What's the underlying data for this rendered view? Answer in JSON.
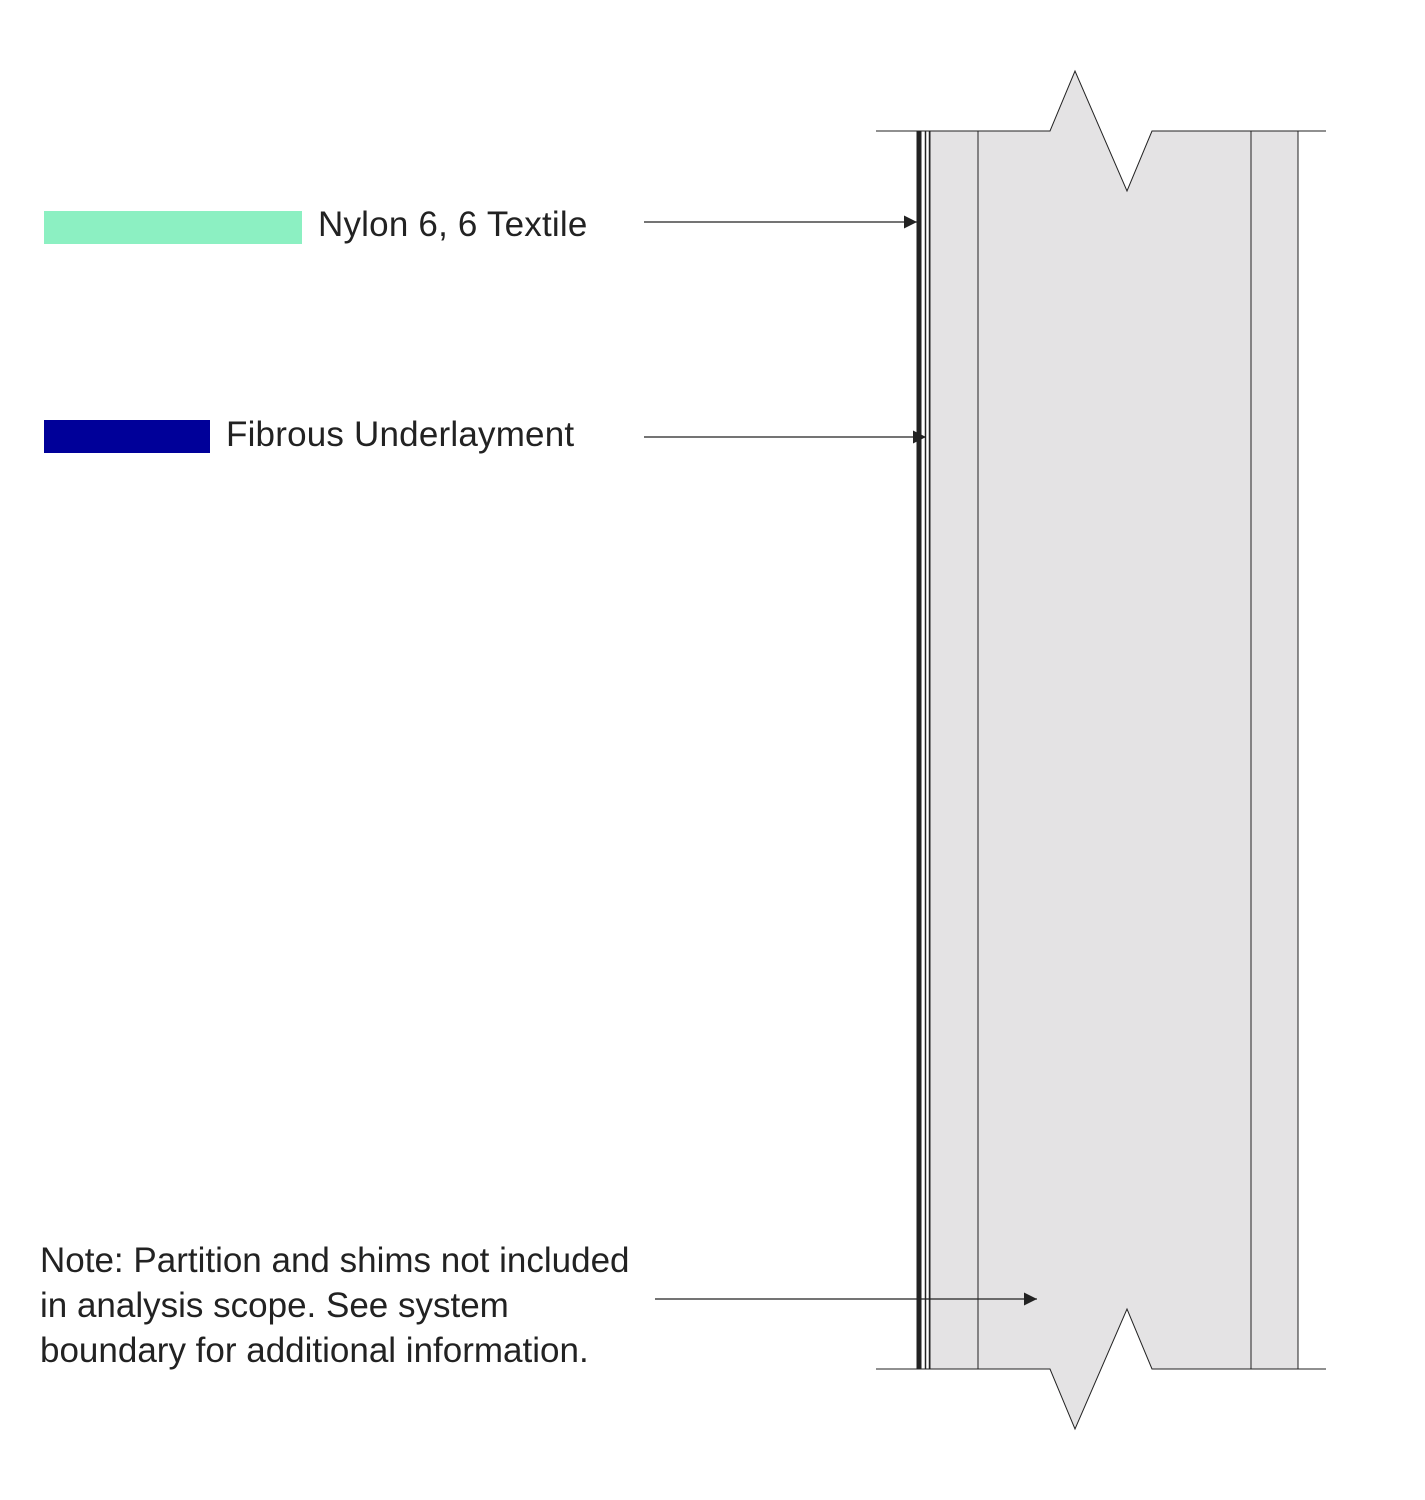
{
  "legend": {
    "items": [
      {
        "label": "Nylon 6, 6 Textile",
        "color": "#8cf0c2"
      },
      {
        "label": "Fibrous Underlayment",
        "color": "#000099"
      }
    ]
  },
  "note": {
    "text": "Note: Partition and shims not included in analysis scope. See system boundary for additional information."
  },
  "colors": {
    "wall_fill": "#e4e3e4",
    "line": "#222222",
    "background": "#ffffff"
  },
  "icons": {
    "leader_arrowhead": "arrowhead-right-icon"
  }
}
═══
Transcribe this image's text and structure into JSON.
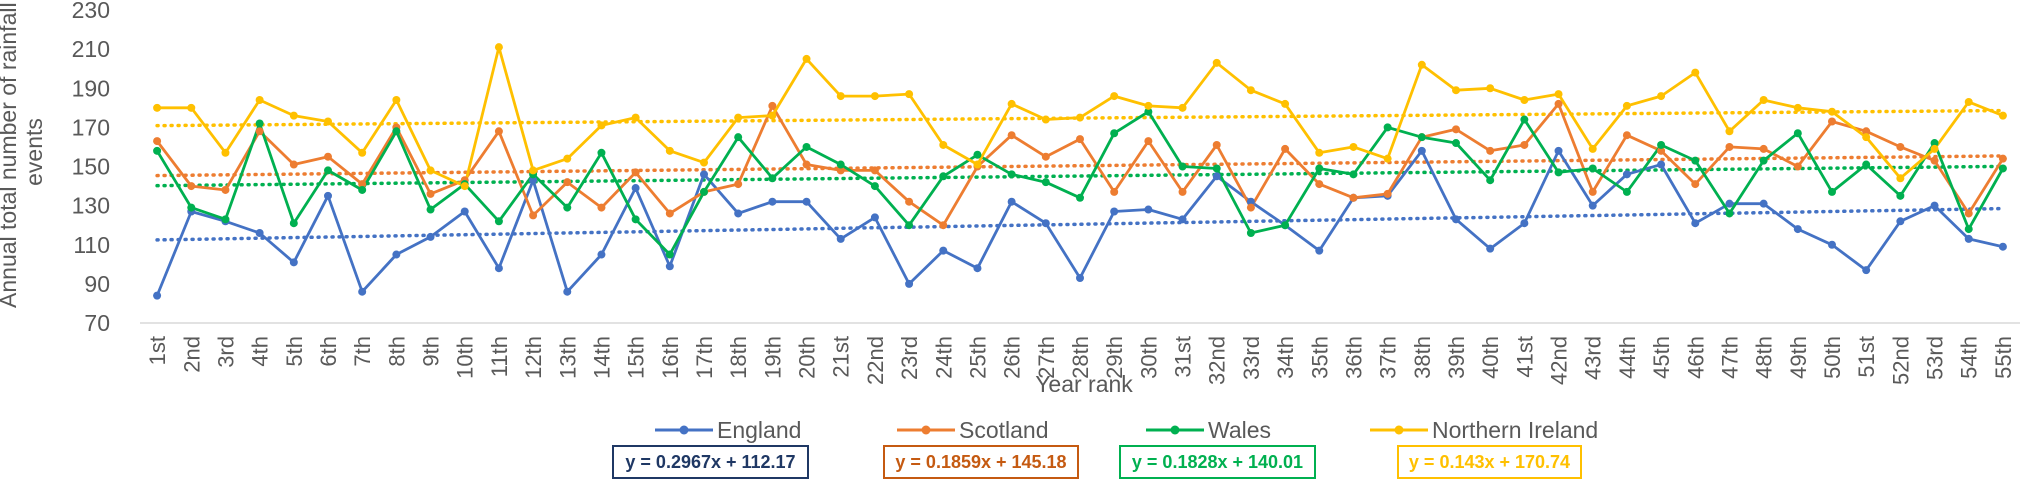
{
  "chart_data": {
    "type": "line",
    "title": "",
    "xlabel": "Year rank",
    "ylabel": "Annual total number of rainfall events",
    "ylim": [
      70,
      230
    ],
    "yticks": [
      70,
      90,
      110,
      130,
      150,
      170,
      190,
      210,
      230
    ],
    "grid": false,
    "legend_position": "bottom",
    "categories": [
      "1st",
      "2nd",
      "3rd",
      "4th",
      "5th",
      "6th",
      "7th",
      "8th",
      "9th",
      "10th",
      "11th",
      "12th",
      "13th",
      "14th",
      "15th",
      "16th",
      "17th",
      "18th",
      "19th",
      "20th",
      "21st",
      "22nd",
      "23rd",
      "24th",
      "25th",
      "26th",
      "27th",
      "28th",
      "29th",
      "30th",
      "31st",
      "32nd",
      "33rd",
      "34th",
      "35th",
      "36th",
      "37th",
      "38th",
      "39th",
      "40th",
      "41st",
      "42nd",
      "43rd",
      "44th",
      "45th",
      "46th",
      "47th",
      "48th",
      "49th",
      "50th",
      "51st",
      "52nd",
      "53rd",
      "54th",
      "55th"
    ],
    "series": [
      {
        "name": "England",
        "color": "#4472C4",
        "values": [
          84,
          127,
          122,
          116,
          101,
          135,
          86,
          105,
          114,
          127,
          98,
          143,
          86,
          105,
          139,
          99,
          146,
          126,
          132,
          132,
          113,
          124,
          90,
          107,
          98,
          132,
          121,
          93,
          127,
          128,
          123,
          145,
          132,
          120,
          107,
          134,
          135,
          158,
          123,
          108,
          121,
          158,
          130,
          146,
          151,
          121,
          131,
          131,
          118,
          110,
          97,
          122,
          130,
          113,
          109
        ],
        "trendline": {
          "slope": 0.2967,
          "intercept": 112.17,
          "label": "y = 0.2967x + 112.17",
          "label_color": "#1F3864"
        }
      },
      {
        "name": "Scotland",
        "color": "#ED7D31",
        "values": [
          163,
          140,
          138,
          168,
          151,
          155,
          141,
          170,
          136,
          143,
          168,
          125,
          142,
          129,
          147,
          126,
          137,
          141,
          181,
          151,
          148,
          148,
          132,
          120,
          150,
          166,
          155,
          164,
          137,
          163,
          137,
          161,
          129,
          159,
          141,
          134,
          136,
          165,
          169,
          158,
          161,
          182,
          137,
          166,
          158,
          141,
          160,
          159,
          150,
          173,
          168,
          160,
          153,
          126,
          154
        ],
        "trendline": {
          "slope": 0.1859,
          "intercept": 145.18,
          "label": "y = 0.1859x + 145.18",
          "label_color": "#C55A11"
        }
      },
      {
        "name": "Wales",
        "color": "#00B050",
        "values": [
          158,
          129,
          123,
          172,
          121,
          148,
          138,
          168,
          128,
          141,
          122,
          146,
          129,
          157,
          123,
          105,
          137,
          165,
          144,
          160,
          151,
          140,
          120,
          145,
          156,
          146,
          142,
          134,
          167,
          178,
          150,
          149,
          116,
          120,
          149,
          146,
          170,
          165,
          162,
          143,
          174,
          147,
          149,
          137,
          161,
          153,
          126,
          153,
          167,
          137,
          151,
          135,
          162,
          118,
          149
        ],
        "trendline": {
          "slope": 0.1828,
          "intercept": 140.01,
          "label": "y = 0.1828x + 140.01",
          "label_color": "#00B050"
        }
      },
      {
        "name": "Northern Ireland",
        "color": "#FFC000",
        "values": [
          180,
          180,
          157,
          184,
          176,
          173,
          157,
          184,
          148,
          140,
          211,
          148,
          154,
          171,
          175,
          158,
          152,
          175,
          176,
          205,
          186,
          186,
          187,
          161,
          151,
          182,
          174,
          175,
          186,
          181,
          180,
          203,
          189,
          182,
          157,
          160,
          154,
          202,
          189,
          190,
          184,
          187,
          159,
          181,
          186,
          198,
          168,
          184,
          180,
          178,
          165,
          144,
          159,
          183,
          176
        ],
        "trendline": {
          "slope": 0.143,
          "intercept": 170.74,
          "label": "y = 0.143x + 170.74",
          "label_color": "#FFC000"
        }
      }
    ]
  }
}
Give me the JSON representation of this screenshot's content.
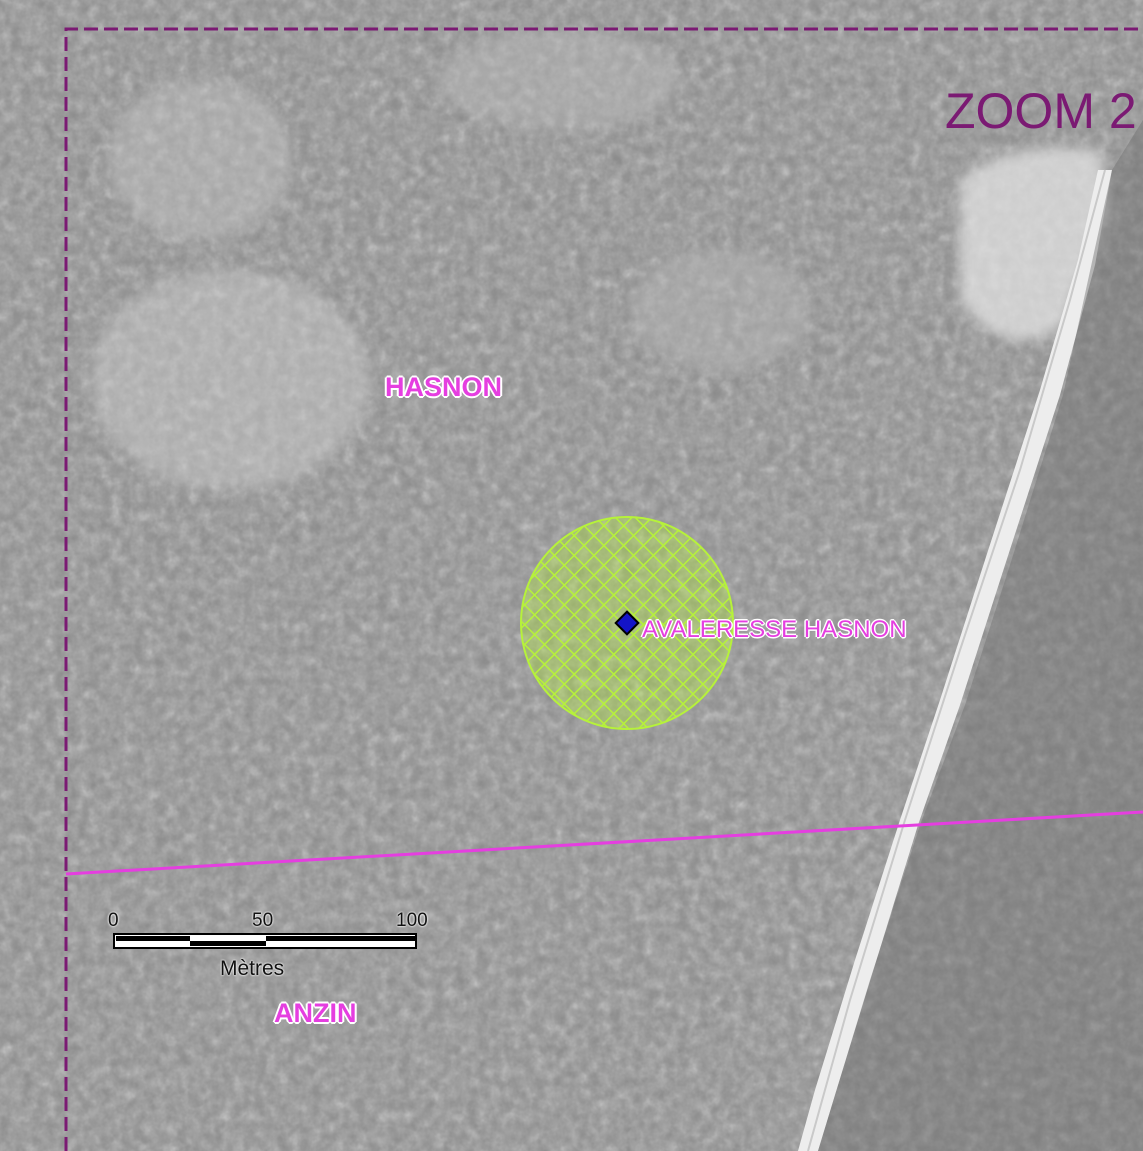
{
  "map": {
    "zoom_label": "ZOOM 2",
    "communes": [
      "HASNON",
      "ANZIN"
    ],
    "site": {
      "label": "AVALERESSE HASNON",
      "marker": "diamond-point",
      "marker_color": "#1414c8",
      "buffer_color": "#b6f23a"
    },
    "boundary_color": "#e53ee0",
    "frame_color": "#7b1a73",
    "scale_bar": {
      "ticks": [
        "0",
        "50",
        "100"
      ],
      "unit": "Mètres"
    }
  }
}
═══
State the number of lines above that hold the string "slope", with nothing added.

## Full output
4